Pick out each line with the word "variance" from the material that follows.

BEGIN Excerpted records

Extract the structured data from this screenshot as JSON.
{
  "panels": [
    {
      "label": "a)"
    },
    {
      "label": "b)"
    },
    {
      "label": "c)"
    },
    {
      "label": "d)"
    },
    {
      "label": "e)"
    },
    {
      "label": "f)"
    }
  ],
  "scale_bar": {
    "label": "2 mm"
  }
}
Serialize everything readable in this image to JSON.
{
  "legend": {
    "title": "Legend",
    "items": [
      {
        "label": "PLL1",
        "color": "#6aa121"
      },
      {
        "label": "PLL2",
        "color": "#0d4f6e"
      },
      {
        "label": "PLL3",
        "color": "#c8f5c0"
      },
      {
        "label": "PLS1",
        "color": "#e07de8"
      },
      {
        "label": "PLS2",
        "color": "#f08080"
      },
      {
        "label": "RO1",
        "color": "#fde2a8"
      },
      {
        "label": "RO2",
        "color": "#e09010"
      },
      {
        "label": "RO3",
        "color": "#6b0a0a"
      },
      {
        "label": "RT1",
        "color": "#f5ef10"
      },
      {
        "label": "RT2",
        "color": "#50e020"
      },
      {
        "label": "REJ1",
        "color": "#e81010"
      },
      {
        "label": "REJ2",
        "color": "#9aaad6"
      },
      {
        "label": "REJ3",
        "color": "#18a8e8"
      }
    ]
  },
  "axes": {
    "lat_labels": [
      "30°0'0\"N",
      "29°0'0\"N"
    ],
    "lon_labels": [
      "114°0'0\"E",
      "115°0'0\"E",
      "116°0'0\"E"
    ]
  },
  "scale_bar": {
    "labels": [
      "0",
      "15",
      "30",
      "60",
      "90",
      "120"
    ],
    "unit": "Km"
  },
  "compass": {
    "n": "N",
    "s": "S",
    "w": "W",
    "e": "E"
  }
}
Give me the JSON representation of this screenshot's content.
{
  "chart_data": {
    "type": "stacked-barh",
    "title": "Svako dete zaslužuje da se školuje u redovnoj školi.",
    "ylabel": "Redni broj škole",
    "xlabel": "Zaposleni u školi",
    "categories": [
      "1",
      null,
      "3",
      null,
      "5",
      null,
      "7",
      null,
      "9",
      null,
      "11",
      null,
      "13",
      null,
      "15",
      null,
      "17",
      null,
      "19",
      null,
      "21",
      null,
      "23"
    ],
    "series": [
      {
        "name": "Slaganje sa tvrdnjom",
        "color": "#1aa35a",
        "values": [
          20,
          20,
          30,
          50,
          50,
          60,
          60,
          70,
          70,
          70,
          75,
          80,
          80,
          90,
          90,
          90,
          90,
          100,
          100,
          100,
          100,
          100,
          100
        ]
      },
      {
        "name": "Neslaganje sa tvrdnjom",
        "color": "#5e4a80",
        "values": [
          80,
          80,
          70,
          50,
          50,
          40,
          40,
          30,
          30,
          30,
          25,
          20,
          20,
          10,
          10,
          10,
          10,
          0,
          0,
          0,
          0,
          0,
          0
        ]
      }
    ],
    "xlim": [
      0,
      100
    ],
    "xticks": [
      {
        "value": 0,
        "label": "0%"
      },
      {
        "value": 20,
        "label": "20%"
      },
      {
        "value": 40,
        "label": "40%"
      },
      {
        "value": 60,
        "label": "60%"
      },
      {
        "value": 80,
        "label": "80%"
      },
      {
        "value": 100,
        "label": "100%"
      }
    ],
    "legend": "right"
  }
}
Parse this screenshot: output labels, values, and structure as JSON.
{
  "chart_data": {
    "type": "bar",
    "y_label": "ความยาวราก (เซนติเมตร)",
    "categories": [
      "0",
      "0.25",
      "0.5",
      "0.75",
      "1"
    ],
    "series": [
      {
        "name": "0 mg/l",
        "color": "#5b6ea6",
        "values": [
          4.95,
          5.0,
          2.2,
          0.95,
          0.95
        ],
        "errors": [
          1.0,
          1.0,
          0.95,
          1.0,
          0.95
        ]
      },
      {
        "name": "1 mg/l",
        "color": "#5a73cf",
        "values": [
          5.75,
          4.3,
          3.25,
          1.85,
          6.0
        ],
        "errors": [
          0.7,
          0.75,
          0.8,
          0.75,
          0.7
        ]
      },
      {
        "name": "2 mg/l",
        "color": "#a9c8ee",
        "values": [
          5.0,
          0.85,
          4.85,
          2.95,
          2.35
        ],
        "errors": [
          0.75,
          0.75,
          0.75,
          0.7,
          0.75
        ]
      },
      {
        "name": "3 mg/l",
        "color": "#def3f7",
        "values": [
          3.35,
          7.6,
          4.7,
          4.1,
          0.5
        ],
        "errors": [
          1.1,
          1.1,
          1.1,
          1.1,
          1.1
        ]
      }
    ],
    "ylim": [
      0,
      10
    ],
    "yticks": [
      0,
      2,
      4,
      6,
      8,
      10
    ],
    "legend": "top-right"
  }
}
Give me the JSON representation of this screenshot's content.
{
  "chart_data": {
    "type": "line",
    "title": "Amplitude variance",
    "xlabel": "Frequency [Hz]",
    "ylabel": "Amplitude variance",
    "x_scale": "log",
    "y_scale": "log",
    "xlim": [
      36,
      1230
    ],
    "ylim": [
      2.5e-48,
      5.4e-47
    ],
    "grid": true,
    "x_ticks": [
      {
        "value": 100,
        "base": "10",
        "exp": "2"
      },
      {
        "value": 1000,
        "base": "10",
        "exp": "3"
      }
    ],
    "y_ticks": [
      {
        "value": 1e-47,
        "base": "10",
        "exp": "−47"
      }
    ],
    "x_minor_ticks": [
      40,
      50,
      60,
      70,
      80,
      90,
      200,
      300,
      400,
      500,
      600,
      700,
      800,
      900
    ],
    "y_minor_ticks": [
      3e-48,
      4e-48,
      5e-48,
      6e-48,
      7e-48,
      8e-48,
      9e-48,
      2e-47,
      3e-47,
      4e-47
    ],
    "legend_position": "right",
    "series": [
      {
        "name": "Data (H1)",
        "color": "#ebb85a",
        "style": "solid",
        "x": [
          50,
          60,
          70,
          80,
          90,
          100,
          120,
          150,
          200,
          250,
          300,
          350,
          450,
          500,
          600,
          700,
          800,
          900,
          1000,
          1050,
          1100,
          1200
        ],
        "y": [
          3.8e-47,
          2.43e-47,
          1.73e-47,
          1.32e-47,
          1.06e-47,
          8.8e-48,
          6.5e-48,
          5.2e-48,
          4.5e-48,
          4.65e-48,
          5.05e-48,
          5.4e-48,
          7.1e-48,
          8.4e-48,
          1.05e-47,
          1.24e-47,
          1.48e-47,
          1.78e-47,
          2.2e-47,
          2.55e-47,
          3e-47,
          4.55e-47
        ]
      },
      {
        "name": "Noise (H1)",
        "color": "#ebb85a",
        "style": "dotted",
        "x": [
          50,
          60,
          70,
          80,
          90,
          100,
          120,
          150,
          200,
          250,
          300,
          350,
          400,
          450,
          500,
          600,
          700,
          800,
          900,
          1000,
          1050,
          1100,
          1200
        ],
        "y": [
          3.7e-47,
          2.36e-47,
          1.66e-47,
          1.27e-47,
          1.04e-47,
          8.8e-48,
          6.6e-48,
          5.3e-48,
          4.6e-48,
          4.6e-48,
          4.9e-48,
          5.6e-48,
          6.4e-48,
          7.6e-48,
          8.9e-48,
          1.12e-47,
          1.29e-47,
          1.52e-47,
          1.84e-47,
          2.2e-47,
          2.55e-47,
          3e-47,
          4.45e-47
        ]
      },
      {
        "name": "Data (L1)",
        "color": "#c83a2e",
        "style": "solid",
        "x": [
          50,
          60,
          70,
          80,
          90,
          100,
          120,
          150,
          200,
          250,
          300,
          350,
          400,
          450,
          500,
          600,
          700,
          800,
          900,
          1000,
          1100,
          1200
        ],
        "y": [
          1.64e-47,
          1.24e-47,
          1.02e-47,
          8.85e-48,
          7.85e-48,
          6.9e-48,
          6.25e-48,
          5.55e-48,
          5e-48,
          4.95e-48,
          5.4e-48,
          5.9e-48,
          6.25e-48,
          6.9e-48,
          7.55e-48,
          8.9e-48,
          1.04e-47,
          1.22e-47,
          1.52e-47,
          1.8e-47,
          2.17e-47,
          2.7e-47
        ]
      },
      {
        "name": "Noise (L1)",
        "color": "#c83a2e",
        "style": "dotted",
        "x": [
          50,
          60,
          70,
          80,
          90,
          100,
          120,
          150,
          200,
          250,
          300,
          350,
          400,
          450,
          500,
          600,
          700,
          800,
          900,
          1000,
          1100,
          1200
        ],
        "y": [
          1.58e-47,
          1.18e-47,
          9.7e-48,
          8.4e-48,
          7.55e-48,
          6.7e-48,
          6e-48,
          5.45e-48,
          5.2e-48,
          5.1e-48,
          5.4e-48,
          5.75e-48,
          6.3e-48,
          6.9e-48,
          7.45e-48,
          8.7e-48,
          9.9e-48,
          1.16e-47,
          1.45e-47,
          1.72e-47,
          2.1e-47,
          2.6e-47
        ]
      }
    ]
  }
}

END Excerpted records

Final result |
    "title": "Amplitude variance",
    "ylabel": "Amplitude variance",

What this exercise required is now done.